EXERCISE DETAILS:
Copy every line from the data below in which the string "Waves" can be found.
--- DATA EXCERPTS ---
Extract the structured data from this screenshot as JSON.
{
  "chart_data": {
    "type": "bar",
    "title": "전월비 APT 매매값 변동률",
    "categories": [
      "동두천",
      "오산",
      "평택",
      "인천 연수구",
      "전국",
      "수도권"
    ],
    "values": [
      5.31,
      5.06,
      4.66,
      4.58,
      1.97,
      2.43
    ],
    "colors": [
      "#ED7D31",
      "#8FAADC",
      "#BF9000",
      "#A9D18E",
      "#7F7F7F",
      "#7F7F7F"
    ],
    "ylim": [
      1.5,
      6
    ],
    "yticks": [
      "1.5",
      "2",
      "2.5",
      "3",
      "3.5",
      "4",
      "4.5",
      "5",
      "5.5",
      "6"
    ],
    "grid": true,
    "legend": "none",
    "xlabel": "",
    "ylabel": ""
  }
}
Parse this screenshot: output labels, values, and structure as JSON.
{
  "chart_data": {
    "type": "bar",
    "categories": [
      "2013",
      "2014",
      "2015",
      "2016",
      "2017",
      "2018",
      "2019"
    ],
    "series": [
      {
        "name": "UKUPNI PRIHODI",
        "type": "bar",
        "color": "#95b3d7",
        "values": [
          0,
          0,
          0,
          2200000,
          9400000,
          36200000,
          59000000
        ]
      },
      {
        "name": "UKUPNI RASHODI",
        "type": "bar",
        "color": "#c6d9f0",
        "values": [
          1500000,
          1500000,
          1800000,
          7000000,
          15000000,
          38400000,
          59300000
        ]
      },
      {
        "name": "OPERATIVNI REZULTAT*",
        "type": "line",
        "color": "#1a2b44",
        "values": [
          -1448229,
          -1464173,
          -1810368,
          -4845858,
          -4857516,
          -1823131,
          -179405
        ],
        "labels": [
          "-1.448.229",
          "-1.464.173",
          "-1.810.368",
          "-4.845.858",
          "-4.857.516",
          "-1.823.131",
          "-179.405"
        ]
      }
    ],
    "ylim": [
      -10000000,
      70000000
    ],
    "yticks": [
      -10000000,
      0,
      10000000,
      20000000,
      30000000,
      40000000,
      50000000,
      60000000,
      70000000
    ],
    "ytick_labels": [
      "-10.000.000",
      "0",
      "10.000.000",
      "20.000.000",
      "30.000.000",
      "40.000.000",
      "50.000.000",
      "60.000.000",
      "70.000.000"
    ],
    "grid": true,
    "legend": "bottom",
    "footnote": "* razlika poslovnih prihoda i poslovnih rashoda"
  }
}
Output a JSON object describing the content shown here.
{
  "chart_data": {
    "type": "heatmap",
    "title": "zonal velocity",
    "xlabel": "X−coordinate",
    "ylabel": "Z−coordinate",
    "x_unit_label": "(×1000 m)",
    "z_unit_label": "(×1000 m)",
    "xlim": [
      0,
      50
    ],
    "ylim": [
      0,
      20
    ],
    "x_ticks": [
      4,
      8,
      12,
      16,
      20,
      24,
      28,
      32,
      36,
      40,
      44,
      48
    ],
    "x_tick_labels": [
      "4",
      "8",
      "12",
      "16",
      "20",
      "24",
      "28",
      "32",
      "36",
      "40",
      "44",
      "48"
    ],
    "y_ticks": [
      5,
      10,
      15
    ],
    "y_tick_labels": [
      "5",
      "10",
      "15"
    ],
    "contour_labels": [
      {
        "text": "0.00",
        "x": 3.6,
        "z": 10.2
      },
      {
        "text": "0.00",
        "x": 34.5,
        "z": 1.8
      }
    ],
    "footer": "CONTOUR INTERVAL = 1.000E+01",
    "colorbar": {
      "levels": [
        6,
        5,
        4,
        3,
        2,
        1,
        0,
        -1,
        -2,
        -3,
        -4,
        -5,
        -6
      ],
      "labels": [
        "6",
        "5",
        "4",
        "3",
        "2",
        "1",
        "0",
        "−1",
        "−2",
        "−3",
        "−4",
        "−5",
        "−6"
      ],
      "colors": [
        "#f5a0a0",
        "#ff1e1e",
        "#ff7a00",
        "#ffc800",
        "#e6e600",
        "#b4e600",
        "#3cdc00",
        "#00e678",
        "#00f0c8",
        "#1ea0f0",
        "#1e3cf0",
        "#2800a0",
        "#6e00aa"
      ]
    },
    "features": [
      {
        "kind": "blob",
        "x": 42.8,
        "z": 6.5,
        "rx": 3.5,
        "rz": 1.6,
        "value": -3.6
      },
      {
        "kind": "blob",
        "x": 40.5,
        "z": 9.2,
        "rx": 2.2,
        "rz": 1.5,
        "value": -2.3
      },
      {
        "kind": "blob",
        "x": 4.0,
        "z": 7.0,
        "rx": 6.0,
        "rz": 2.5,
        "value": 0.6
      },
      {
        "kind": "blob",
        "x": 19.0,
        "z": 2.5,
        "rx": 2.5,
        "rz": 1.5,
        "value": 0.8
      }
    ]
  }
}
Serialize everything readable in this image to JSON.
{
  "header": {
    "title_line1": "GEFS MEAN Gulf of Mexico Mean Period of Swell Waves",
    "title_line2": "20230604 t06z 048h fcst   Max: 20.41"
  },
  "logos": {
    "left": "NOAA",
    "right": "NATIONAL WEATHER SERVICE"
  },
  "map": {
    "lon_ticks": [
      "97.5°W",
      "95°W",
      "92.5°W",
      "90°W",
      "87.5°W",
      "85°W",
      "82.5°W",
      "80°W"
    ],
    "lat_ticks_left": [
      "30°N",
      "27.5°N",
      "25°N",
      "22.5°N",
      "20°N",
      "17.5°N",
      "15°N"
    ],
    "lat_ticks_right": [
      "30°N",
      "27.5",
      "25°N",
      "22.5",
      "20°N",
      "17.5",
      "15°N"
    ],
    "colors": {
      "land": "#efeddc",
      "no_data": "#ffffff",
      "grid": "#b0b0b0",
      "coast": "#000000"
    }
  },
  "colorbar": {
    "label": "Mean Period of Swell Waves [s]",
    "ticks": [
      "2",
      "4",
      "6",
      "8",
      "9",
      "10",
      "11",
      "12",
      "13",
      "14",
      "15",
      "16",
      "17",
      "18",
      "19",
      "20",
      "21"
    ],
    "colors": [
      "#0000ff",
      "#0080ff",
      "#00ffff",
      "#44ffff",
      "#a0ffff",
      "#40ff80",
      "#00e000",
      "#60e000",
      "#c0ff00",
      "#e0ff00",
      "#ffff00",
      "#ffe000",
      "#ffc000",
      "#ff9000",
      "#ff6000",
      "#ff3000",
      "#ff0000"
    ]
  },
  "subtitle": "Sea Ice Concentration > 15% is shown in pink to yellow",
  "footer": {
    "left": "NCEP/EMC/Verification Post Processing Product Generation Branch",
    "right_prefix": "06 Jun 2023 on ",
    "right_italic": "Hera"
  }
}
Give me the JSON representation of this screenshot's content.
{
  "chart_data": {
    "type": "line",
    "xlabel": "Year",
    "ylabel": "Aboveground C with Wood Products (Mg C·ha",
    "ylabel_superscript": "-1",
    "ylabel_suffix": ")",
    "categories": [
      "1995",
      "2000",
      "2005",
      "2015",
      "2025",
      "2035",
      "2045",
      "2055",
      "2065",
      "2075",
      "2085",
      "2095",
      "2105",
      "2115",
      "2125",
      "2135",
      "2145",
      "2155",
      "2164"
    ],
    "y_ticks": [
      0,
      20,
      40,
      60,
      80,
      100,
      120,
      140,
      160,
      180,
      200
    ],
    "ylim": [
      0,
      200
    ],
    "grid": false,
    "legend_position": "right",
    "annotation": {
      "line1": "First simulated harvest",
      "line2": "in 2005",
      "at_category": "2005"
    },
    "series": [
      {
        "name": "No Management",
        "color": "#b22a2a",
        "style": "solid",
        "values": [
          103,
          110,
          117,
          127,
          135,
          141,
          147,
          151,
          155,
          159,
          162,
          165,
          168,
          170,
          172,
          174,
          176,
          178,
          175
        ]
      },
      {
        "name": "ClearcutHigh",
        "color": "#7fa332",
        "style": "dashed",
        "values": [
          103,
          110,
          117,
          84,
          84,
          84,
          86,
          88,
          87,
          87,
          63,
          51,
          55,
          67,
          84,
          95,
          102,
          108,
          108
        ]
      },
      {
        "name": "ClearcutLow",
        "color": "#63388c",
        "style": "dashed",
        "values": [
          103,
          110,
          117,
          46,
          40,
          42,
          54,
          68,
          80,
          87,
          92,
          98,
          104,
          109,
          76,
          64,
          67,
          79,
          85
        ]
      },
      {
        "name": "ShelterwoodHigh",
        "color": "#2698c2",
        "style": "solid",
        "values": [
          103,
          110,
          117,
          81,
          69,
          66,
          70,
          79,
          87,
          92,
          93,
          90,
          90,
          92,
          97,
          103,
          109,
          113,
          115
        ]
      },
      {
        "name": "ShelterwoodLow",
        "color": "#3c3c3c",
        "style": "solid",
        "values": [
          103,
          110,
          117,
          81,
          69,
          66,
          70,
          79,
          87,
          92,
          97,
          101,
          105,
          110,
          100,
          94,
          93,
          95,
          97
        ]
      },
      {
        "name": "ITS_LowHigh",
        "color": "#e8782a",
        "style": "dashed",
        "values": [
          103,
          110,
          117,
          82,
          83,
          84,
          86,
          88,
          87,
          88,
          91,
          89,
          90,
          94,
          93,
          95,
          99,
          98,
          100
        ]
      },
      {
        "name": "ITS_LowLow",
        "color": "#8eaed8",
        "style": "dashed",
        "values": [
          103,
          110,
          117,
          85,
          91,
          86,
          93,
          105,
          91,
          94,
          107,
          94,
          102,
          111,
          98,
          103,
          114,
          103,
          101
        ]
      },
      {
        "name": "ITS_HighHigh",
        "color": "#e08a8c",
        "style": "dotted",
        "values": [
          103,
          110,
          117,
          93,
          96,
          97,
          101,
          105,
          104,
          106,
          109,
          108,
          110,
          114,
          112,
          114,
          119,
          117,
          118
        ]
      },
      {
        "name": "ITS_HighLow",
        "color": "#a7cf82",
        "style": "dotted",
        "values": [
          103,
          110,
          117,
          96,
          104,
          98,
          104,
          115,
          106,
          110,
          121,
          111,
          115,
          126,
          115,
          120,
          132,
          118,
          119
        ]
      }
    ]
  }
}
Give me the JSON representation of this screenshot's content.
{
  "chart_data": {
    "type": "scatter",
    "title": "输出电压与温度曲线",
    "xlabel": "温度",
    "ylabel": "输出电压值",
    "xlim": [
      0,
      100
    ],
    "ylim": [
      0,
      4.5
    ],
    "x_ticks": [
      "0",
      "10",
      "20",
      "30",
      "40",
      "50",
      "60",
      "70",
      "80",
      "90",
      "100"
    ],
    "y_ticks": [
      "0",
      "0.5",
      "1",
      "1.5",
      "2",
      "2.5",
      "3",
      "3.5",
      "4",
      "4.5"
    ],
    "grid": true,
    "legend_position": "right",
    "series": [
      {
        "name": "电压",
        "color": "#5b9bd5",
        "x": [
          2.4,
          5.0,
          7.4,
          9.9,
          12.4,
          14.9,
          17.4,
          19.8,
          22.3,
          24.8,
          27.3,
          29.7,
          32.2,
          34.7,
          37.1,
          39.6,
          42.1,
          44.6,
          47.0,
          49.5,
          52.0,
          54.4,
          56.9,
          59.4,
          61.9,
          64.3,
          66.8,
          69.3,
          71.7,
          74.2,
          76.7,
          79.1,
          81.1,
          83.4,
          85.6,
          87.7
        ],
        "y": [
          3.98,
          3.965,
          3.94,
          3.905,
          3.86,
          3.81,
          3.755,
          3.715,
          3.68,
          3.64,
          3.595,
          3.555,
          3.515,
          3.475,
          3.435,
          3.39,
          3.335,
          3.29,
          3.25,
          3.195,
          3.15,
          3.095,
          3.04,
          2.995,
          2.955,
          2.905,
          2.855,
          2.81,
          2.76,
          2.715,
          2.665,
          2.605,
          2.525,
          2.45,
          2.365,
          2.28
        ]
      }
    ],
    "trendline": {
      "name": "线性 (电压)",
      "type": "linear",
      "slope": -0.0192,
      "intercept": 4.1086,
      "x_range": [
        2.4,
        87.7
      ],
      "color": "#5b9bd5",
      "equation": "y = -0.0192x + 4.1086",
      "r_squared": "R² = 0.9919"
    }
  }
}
---
THE ANSWER:
    "title_line1": "GEFS MEAN Gulf of Mexico Mean Period of Swell Waves",
    "label": "Mean Period of Swell Waves [s]",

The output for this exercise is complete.